Request => Retype the material in full, keeping every word the same.

Material provided =>
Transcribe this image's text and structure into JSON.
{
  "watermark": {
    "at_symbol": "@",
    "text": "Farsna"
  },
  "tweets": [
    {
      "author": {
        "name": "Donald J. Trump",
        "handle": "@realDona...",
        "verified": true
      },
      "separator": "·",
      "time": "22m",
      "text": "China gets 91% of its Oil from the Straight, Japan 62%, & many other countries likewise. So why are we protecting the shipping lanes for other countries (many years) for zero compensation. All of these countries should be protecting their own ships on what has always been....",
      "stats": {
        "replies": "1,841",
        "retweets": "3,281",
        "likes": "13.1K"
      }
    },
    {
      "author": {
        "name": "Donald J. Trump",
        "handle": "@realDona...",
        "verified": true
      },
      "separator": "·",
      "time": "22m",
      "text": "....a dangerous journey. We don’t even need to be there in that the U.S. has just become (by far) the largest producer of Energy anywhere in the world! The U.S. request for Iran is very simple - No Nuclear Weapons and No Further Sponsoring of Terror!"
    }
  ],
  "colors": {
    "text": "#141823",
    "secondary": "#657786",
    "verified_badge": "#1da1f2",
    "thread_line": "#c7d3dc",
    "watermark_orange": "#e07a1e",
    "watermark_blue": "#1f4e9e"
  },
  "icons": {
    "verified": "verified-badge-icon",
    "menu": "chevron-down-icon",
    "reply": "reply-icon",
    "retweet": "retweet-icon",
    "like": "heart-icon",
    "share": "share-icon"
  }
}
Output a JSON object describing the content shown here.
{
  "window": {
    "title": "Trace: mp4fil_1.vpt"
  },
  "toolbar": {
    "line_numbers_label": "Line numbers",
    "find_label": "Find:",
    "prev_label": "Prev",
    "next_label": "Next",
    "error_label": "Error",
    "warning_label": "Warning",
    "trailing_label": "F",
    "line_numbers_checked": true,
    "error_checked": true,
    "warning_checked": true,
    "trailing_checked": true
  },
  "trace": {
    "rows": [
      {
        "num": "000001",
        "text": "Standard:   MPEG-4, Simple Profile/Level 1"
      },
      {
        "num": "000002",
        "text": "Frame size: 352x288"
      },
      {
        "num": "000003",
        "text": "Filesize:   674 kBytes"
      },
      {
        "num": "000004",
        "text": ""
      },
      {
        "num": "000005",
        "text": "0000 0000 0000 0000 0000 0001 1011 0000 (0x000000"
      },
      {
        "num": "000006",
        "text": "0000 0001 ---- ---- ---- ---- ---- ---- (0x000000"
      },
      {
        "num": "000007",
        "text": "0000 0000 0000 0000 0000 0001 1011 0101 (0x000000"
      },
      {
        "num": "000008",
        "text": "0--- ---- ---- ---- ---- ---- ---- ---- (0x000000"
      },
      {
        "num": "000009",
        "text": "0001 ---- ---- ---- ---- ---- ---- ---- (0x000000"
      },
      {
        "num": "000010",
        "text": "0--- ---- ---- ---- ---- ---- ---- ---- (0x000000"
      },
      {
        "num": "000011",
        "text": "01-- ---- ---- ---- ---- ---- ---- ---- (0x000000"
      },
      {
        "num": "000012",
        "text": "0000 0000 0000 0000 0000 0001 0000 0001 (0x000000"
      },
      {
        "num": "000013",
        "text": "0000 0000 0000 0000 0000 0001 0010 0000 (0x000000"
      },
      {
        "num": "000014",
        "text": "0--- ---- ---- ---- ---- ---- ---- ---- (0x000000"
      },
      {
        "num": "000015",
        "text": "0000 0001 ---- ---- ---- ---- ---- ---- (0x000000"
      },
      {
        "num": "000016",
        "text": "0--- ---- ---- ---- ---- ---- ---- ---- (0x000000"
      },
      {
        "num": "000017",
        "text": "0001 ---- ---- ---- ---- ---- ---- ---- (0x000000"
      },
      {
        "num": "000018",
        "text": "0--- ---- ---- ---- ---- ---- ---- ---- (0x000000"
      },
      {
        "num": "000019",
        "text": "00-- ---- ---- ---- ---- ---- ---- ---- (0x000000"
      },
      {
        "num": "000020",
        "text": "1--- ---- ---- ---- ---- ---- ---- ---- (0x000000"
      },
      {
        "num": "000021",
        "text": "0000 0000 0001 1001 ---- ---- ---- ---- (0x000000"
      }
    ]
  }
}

Written solution =>
Transcribe this image's text and structure into JSON.
{
  "watermark": {
    "at_symbol": "@",
    "text": "Farsna"
  },
  "tweets": [
    {
      "author": {
        "name": "Donald J. Trump",
        "handle": "@realDona...",
        "verified": true
      },
      "separator": "·",
      "time": "22m",
      "text": "China gets 91% of its Oil from the Straight, Japan 62%, & many other countries likewise. So why are we protecting the shipping lanes for other countries (many years) for zero compensation. All of these countries should be protecting their own ships on what has always been....",
      "stats": {
        "replies": "1,841",
        "retweets": "3,281",
        "likes": "13.1K"
      }
    },
    {
      "author": {
        "name": "Donald J. Trump",
        "handle": "@realDona...",
        "verified": true
      },
      "separator": "·",
      "time": "22m",
      "text": "....a dangerous journey. We don’t even need to be there in that the U.S. has just become (by far) the largest producer of Energy anywhere in the world! The U.S. request for Iran is very simple - No Nuclear Weapons and No Further Sponsoring of Terror!"
    }
  ],
  "colors": {
    "text": "#141823",
    "secondary": "#657786",
    "verified_badge": "#1da1f2",
    "thread_line": "#c7d3dc",
    "watermark_orange": "#e07a1e",
    "watermark_blue": "#1f4e9e"
  },
  "icons": {
    "verified": "verified-badge-icon",
    "menu": "chevron-down-icon",
    "reply": "reply-icon",
    "retweet": "retweet-icon",
    "like": "heart-icon",
    "share": "share-icon"
  }
}
Output a JSON object describing the content shown here.
{
  "window": {
    "title": "Trace: mp4fil_1.vpt"
  },
  "toolbar": {
    "line_numbers_label": "Line numbers",
    "find_label": "Find:",
    "prev_label": "Prev",
    "next_label": "Next",
    "error_label": "Error",
    "warning_label": "Warning",
    "trailing_label": "F",
    "line_numbers_checked": true,
    "error_checked": true,
    "warning_checked": true,
    "trailing_checked": true
  },
  "trace": {
    "rows": [
      {
        "num": "000001",
        "text": "Standard:   MPEG-4, Simple Profile/Level 1"
      },
      {
        "num": "000002",
        "text": "Frame size: 352x288"
      },
      {
        "num": "000003",
        "text": "Filesize:   674 kBytes"
      },
      {
        "num": "000004",
        "text": ""
      },
      {
        "num": "000005",
        "text": "0000 0000 0000 0000 0000 0001 1011 0000 (0x000000"
      },
      {
        "num": "000006",
        "text": "0000 0001 ---- ---- ---- ---- ---- ---- (0x000000"
      },
      {
        "num": "000007",
        "text": "0000 0000 0000 0000 0000 0001 1011 0101 (0x000000"
      },
      {
        "num": "000008",
        "text": "0--- ---- ---- ---- ---- ---- ---- ---- (0x000000"
      },
      {
        "num": "000009",
        "text": "0001 ---- ---- ---- ---- ---- ---- ---- (0x000000"
      },
      {
        "num": "000010",
        "text": "0--- ---- ---- ---- ---- ---- ---- ---- (0x000000"
      },
      {
        "num": "000011",
        "text": "01-- ---- ---- ---- ---- ---- ---- ---- (0x000000"
      },
      {
        "num": "000012",
        "text": "0000 0000 0000 0000 0000 0001 0000 0001 (0x000000"
      },
      {
        "num": "000013",
        "text": "0000 0000 0000 0000 0000 0001 0010 0000 (0x000000"
      },
      {
        "num": "000014",
        "text": "0--- ---- ---- ---- ---- ---- ---- ---- (0x000000"
      },
      {
        "num": "000015",
        "text": "0000 0001 ---- ---- ---- ---- ---- ---- (0x000000"
      },
      {
        "num": "000016",
        "text": "0--- ---- ---- ---- ---- ---- ---- ---- (0x000000"
      },
      {
        "num": "000017",
        "text": "0001 ---- ---- ---- ---- ---- ---- ---- (0x000000"
      },
      {
        "num": "000018",
        "text": "0--- ---- ---- ---- ---- ---- ---- ---- (0x000000"
      },
      {
        "num": "000019",
        "text": "00-- ---- ---- ---- ---- ---- ---- ---- (0x000000"
      },
      {
        "num": "000020",
        "text": "1--- ---- ---- ---- ---- ---- ---- ---- (0x000000"
      },
      {
        "num": "000021",
        "text": "0000 0000 0001 1001 ---- ---- ---- ---- (0x000000"
      }
    ]
  }
}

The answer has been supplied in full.